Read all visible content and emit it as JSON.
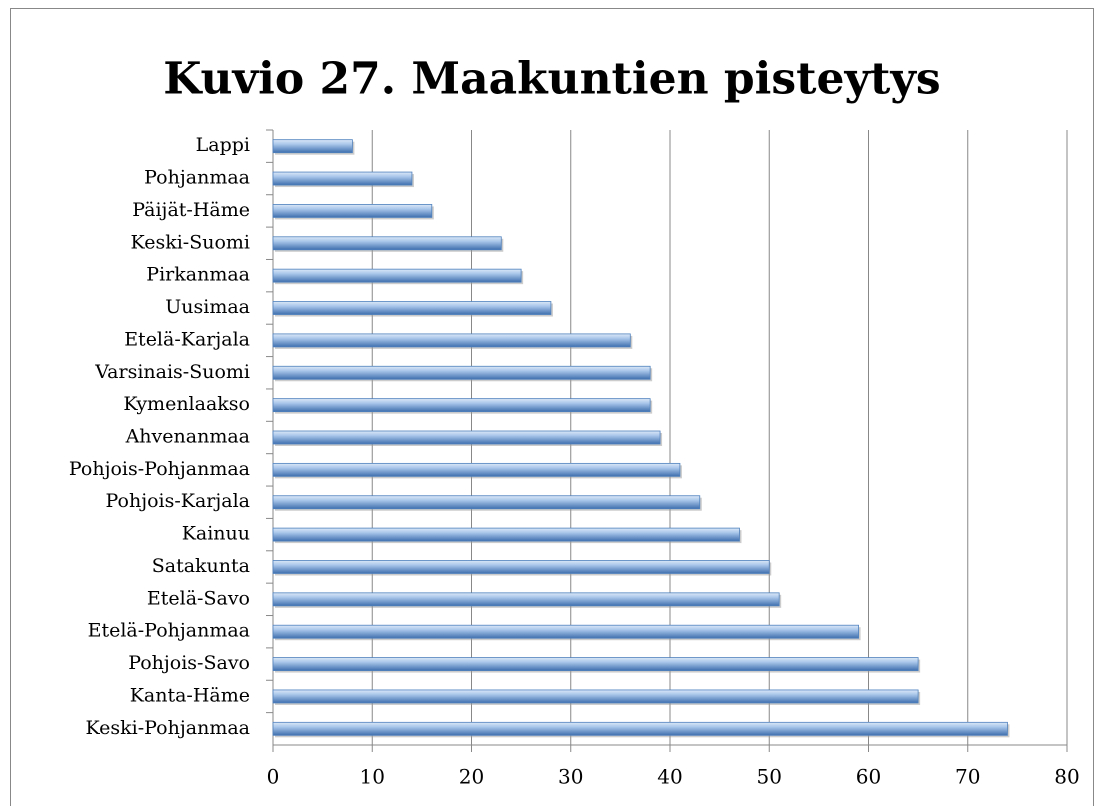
{
  "chart_data": {
    "type": "bar",
    "orientation": "horizontal",
    "title": "Kuvio 27. Maakuntien pisteytys",
    "categories": [
      "Lappi",
      "Pohjanmaa",
      "Päijät-Häme",
      "Keski-Suomi",
      "Pirkanmaa",
      "Uusimaa",
      "Etelä-Karjala",
      "Varsinais-Suomi",
      "Kymenlaakso",
      "Ahvenanmaa",
      "Pohjois-Pohjanmaa",
      "Pohjois-Karjala",
      "Kainuu",
      "Satakunta",
      "Etelä-Savo",
      "Etelä-Pohjanmaa",
      "Pohjois-Savo",
      "Kanta-Häme",
      "Keski-Pohjanmaa"
    ],
    "values": [
      8,
      14,
      16,
      23,
      25,
      28,
      36,
      38,
      38,
      39,
      41,
      43,
      47,
      50,
      51,
      59,
      65,
      65,
      74
    ],
    "color": "#4f81bd",
    "xlim": [
      0,
      80
    ],
    "xticks": [
      0,
      10,
      20,
      30,
      40,
      50,
      60,
      70,
      80
    ],
    "grid": true
  }
}
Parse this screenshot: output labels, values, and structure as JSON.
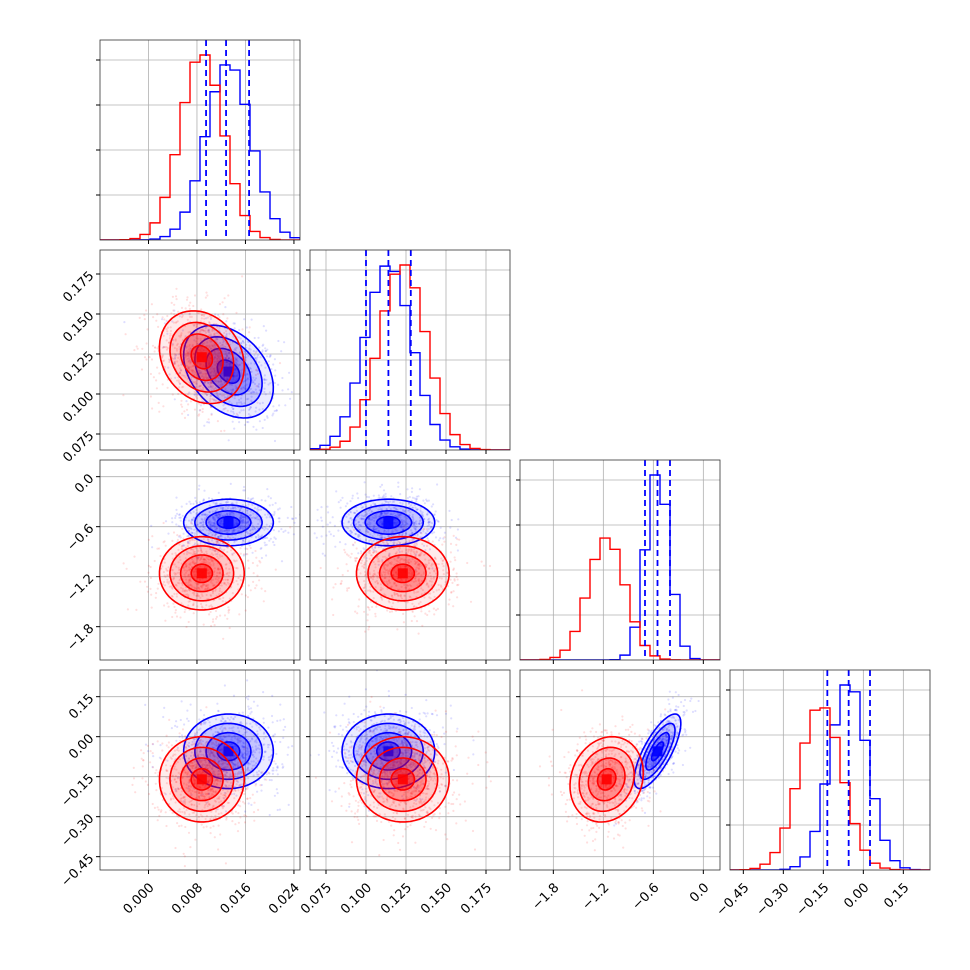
{
  "chart_data": {
    "type": "corner",
    "n_params": 4,
    "colors": {
      "series_a": "#0000ff",
      "series_b": "#ff0000",
      "grid": "#b0b0b0"
    },
    "series": [
      {
        "color": "#0000ff",
        "means": [
          0.0132,
          0.114,
          -0.55,
          -0.055
        ],
        "sds": [
          0.0037,
          0.0145,
          0.14,
          0.07
        ],
        "corr_12": -0.35,
        "corr_34": 0.75
      },
      {
        "color": "#ff0000",
        "means": [
          0.0088,
          0.123,
          -1.16,
          -0.16
        ],
        "sds": [
          0.0035,
          0.0145,
          0.22,
          0.08
        ],
        "corr_12": -0.2,
        "corr_34": 0.15
      }
    ],
    "quantile_lines": [
      [
        0.0095,
        0.0128,
        0.0166
      ],
      [
        0.1,
        0.114,
        0.128
      ],
      [
        -0.7,
        -0.55,
        -0.4
      ],
      [
        -0.135,
        -0.055,
        0.025
      ]
    ],
    "axes": [
      {
        "range": [
          -0.008,
          0.025
        ],
        "ticks": [
          0.0,
          0.008,
          0.016,
          0.024
        ],
        "tick_labels": [
          "0.000",
          "0.008",
          "0.016",
          "0.024"
        ]
      },
      {
        "range": [
          0.065,
          0.19
        ],
        "ticks": [
          0.075,
          0.1,
          0.125,
          0.15,
          0.175
        ],
        "tick_labels": [
          "0.075",
          "0.100",
          "0.125",
          "0.150",
          "0.175"
        ]
      },
      {
        "range": [
          -2.2,
          0.2
        ],
        "ticks": [
          -1.8,
          -1.2,
          -0.6,
          0.0
        ],
        "tick_labels": [
          "−1.8",
          "−1.2",
          "−0.6",
          "0.0"
        ]
      },
      {
        "range": [
          -0.5,
          0.25
        ],
        "ticks": [
          -0.45,
          -0.3,
          -0.15,
          0.0,
          0.15
        ],
        "tick_labels": [
          "−0.45",
          "−0.30",
          "−0.15",
          "0.00",
          "0.15"
        ]
      }
    ],
    "grid": true,
    "xlabel": "",
    "ylabel": ""
  }
}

────────────────────

• Task to complete: Copy the material above exactly and drop the pictures.

• Answer below:
Read all visible content and emit it as JSON.
{
  "chart_data": {
    "type": "bar",
    "orientation": "horizontal",
    "title": "Kuvio 27. Maakuntien pisteytys",
    "categories": [
      "Lappi",
      "Pohjanmaa",
      "Päijät-Häme",
      "Keski-Suomi",
      "Pirkanmaa",
      "Uusimaa",
      "Etelä-Karjala",
      "Varsinais-Suomi",
      "Kymenlaakso",
      "Ahvenanmaa",
      "Pohjois-Pohjanmaa",
      "Pohjois-Karjala",
      "Kainuu",
      "Satakunta",
      "Etelä-Savo",
      "Etelä-Pohjanmaa",
      "Pohjois-Savo",
      "Kanta-Häme",
      "Keski-Pohjanmaa"
    ],
    "values": [
      8,
      14,
      16,
      23,
      25,
      28,
      36,
      38,
      38,
      39,
      41,
      43,
      47,
      50,
      51,
      59,
      65,
      65,
      74
    ],
    "color": "#4f81bd",
    "xlim": [
      0,
      80
    ],
    "xticks": [
      0,
      10,
      20,
      30,
      40,
      50,
      60,
      70,
      80
    ],
    "grid": true
  }
}
Parse this screenshot: output labels, values, and structure as JSON.
{
  "chart_data": {
    "type": "corner",
    "n_params": 4,
    "colors": {
      "series_a": "#0000ff",
      "series_b": "#ff0000",
      "grid": "#b0b0b0"
    },
    "series": [
      {
        "color": "#0000ff",
        "means": [
          0.0132,
          0.114,
          -0.55,
          -0.055
        ],
        "sds": [
          0.0037,
          0.0145,
          0.14,
          0.07
        ],
        "corr_12": -0.35,
        "corr_34": 0.75
      },
      {
        "color": "#ff0000",
        "means": [
          0.0088,
          0.123,
          -1.16,
          -0.16
        ],
        "sds": [
          0.0035,
          0.0145,
          0.22,
          0.08
        ],
        "corr_12": -0.2,
        "corr_34": 0.15
      }
    ],
    "quantile_lines": [
      [
        0.0095,
        0.0128,
        0.0166
      ],
      [
        0.1,
        0.114,
        0.128
      ],
      [
        -0.7,
        -0.55,
        -0.4
      ],
      [
        -0.135,
        -0.055,
        0.025
      ]
    ],
    "axes": [
      {
        "range": [
          -0.008,
          0.025
        ],
        "ticks": [
          0.0,
          0.008,
          0.016,
          0.024
        ],
        "tick_labels": [
          "0.000",
          "0.008",
          "0.016",
          "0.024"
        ]
      },
      {
        "range": [
          0.065,
          0.19
        ],
        "ticks": [
          0.075,
          0.1,
          0.125,
          0.15,
          0.175
        ],
        "tick_labels": [
          "0.075",
          "0.100",
          "0.125",
          "0.150",
          "0.175"
        ]
      },
      {
        "range": [
          -2.2,
          0.2
        ],
        "ticks": [
          -1.8,
          -1.2,
          -0.6,
          0.0
        ],
        "tick_labels": [
          "−1.8",
          "−1.2",
          "−0.6",
          "0.0"
        ]
      },
      {
        "range": [
          -0.5,
          0.25
        ],
        "ticks": [
          -0.45,
          -0.3,
          -0.15,
          0.0,
          0.15
        ],
        "tick_labels": [
          "−0.45",
          "−0.30",
          "−0.15",
          "0.00",
          "0.15"
        ]
      }
    ],
    "grid": true,
    "xlabel": "",
    "ylabel": ""
  }
}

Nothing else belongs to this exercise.